[Spatial layout data]

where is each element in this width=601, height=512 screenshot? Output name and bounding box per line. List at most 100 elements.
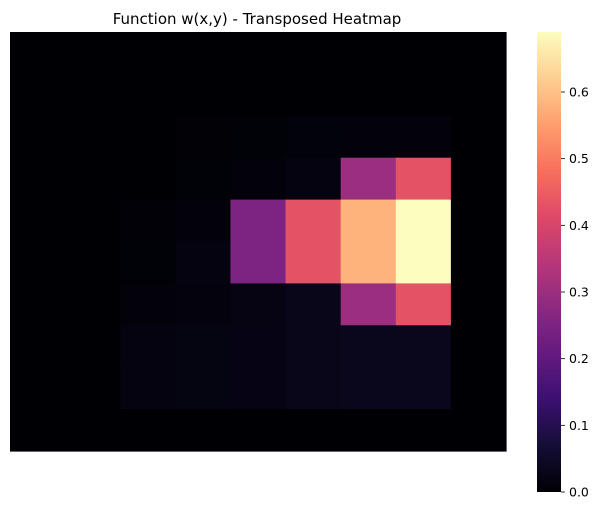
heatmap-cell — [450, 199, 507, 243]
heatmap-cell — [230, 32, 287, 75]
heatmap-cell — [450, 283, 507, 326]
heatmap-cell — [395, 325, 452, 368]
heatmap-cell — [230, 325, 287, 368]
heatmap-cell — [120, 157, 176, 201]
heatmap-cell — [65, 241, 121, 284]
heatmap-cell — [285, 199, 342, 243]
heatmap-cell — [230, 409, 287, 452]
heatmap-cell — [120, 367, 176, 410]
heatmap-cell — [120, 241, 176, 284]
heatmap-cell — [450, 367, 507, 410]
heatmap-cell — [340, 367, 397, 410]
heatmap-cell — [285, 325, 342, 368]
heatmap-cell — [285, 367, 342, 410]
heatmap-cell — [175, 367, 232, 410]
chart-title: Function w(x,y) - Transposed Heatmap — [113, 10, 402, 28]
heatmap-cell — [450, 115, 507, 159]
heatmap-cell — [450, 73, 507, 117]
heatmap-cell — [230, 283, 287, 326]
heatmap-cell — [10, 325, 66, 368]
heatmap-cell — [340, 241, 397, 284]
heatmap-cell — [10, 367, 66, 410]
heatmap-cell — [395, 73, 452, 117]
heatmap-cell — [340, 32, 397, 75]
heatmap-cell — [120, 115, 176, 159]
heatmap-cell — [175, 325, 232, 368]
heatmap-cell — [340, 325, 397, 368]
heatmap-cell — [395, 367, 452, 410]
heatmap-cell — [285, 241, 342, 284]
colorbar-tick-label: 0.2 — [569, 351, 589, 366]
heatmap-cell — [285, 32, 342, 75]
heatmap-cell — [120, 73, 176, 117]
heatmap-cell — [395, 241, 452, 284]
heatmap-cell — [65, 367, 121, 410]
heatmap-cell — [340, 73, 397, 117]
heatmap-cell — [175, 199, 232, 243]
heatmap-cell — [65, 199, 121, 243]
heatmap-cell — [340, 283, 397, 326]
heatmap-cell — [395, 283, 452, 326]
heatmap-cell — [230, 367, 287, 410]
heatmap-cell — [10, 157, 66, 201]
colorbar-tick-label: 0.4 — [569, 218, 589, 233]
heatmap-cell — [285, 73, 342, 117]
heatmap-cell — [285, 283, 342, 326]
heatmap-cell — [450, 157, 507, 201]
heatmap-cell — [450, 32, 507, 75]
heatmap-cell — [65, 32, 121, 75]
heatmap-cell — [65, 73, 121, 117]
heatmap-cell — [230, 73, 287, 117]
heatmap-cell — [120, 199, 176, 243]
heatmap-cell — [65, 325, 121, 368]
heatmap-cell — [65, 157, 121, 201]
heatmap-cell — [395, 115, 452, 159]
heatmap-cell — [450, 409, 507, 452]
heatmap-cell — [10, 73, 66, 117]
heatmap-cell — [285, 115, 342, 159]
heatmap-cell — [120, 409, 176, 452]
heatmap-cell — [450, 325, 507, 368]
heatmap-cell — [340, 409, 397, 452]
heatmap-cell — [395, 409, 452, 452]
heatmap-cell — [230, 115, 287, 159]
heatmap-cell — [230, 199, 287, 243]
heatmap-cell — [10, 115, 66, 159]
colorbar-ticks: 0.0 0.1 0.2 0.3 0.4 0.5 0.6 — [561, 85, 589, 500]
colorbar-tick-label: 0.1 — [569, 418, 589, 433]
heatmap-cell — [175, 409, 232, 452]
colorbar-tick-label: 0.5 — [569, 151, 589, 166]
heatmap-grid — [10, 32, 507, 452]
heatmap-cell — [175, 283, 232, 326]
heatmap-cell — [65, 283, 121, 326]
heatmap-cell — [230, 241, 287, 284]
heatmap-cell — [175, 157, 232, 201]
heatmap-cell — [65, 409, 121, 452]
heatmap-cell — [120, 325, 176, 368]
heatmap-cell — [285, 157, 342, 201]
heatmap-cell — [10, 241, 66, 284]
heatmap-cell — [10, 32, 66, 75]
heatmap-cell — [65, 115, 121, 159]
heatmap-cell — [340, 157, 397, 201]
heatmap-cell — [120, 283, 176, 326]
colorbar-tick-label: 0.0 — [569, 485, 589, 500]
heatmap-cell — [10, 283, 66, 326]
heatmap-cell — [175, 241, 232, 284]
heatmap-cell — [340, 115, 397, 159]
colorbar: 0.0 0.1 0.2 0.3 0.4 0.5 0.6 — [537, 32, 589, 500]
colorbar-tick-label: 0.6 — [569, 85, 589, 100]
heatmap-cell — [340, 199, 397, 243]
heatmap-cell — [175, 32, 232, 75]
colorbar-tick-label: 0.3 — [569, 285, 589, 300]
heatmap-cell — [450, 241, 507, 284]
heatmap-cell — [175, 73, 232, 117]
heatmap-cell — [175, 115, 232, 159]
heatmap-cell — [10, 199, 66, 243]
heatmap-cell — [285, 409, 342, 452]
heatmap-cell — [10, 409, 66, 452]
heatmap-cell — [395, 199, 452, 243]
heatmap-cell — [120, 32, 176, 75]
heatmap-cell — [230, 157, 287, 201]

- [What you should do]: In the part of the listing that opens with the line containing "heatmap-cell — [450, 199, 507, 243]" and closes with the line containing "heatmap-cell — [65, 367, 121, 410]", change "heatmap-cell" to "grid-cell". Return only those lines and leave everything else in them the same.

- [The answer]:
grid-cell — [450, 199, 507, 243]
grid-cell — [230, 32, 287, 75]
grid-cell — [450, 283, 507, 326]
grid-cell — [395, 325, 452, 368]
grid-cell — [230, 325, 287, 368]
grid-cell — [120, 157, 176, 201]
grid-cell — [65, 241, 121, 284]
grid-cell — [285, 199, 342, 243]
grid-cell — [230, 409, 287, 452]
grid-cell — [120, 367, 176, 410]
grid-cell — [120, 241, 176, 284]
grid-cell — [450, 367, 507, 410]
grid-cell — [340, 367, 397, 410]
grid-cell — [285, 325, 342, 368]
grid-cell — [285, 367, 342, 410]
grid-cell — [175, 367, 232, 410]
chart-title: Function w(x,y) - Transposed Heatmap — [113, 10, 402, 28]
grid-cell — [450, 115, 507, 159]
grid-cell — [450, 73, 507, 117]
grid-cell — [230, 283, 287, 326]
grid-cell — [10, 325, 66, 368]
grid-cell — [340, 241, 397, 284]
grid-cell — [10, 367, 66, 410]
grid-cell — [395, 73, 452, 117]
grid-cell — [340, 32, 397, 75]
grid-cell — [120, 115, 176, 159]
grid-cell — [175, 325, 232, 368]
grid-cell — [340, 325, 397, 368]
grid-cell — [395, 367, 452, 410]
grid-cell — [285, 241, 342, 284]
colorbar-tick-label: 0.2 — [569, 351, 589, 366]
grid-cell — [285, 32, 342, 75]
grid-cell — [120, 73, 176, 117]
grid-cell — [395, 241, 452, 284]
grid-cell — [65, 367, 121, 410]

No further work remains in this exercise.